## Consignes
Recopiez fidèlement, s'il vous plaît, le passage du message de Julos Beaucarne qui va de « Il nous faut » jusqu'à « qui lui ressemblent. » inclus.

Le lundi 3 février 1975, le lendemain de l'assassinat de sa femme, le chanteur Julos Beaucarne a remis à la presse le message suivant:

"Amis bien aimés,

Ma Loulou est partie vers le pays de l'envers du décor.  Un homme lui a donné neuf coups de poignard dans sa peau douce.  C'est la société qui est malade.

Il nous faut la remettre d'aplomb et d'équerre par l'amour et l'amitié et la persuasion.

C'est l'histoire de mon petit amour à moi, arrêté sur le seuil de ses trente-deux ans.  Ne perdons pas courage, ni vous, ni moi.

Je vais continuer ma vie et mes voyages avec ce poids à porter en plus et mes deux chéris qui lui ressemblent.

Sans vouloir vous commander, je vous demande d'aimer beaucoup plus que jamais ceux qui vous sont proches.

Ce monde est une triste boutique.  Les coeurs purs doivent se mettre ensemble.  Pour l'embellir, il faut reboiser l'âme humaine.  Je resterai jardinier.  Je cultiverai mes plantes de langages.  A travers mes dires, vous retrouverez ma bien-aimée.

## Données
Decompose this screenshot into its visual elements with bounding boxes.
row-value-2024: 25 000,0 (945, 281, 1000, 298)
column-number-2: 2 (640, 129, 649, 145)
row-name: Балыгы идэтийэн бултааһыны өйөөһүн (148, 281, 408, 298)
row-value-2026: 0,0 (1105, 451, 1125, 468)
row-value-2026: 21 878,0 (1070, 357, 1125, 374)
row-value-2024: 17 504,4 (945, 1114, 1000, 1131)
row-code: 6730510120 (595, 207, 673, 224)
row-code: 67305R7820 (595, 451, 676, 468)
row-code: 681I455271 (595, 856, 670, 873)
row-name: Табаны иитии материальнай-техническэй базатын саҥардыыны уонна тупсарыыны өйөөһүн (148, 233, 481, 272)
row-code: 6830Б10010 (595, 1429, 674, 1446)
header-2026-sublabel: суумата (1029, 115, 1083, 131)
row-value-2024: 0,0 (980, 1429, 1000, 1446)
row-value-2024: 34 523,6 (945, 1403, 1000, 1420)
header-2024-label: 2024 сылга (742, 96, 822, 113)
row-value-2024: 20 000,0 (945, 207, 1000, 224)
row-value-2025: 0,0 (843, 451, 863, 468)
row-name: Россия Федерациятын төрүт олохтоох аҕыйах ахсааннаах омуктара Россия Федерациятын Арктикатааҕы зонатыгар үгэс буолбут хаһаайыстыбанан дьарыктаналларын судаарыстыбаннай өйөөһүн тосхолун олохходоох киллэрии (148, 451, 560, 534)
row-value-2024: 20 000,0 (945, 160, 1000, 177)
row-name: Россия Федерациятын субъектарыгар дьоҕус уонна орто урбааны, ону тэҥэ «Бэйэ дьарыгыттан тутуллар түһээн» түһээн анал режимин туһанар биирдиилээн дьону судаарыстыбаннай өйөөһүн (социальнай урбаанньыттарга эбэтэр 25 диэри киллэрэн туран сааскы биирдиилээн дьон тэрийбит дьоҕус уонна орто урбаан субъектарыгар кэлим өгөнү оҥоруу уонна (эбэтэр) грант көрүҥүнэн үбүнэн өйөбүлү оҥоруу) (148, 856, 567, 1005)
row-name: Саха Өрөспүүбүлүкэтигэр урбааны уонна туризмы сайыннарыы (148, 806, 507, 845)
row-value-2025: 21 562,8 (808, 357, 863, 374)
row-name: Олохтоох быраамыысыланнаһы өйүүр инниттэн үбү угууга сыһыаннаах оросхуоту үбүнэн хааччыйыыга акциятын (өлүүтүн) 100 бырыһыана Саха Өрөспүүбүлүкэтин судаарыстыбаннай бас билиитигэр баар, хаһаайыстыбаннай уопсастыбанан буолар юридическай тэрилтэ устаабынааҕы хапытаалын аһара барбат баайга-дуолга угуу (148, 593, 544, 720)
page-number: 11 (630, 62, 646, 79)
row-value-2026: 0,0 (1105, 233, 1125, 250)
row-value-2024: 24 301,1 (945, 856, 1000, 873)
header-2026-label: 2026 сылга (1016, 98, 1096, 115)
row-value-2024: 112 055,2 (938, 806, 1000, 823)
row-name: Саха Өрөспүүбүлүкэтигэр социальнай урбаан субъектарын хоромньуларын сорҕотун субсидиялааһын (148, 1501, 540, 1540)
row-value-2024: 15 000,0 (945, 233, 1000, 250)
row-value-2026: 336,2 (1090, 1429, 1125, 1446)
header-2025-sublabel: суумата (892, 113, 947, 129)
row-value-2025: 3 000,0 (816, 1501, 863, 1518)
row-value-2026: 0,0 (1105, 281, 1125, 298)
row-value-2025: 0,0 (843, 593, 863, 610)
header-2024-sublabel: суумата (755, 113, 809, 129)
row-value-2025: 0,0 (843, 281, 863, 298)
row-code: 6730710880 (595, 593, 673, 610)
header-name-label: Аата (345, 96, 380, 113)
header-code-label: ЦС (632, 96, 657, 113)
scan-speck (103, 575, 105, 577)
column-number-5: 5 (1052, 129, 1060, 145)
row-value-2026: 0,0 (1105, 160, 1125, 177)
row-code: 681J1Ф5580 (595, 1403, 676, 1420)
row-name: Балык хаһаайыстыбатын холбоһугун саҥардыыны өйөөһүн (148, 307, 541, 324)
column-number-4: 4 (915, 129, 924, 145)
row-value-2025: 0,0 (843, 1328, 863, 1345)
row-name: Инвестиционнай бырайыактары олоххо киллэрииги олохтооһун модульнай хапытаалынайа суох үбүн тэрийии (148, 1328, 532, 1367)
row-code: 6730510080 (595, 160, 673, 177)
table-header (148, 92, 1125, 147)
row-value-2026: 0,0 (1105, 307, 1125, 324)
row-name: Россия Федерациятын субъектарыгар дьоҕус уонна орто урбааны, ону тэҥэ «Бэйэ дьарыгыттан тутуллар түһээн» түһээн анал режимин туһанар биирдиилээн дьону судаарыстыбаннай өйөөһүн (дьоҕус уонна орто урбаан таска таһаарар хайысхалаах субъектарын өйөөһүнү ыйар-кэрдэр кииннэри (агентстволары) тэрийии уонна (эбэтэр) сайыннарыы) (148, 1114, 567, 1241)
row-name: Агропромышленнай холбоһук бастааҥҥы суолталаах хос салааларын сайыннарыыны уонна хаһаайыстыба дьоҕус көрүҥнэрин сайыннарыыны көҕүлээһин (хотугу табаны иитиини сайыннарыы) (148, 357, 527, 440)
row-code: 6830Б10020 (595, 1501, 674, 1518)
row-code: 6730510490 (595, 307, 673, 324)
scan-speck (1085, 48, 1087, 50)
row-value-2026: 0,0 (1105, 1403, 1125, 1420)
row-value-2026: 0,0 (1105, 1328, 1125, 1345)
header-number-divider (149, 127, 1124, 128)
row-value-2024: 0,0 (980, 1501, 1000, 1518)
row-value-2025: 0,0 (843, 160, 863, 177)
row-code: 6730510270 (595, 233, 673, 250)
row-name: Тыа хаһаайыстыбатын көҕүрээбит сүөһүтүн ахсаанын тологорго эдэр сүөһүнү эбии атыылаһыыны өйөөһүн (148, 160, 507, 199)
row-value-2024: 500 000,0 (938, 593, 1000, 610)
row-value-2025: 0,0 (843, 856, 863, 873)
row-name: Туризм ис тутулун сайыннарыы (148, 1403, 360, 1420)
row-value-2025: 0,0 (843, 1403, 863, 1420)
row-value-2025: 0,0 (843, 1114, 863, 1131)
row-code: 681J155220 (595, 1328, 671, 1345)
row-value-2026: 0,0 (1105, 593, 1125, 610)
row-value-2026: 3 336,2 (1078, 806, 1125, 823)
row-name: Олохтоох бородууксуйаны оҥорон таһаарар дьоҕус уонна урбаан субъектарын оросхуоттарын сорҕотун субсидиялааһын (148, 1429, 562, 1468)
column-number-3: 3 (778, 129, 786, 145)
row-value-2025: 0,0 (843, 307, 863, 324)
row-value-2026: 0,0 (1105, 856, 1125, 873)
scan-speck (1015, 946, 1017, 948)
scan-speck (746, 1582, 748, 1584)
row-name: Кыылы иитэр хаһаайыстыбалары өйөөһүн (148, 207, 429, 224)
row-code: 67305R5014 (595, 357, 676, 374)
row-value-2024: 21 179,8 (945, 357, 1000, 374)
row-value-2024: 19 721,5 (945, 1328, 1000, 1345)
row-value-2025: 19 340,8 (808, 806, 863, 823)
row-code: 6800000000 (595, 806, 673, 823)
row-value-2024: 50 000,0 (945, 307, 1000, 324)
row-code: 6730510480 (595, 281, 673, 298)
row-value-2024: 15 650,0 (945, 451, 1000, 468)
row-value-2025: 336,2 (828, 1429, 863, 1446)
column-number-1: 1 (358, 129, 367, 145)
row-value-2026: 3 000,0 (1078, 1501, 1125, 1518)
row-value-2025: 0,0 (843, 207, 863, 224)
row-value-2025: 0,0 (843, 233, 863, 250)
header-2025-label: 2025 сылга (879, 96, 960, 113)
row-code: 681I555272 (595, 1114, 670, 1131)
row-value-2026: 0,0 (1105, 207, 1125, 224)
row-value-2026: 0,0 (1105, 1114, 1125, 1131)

## Résultat attendu
Il nous faut la remettre d'aplomb et d'équerre par l'amour et l'amitié et la persuasion.

C'est l'histoire de mon petit amour à moi, arrêté sur le seuil de ses trente-deux ans.  Ne perdons pas courage, ni vous, ni moi.

Je vais continuer ma vie et mes voyages avec ce poids à porter en plus et mes deux chéris qui lui ressemblent.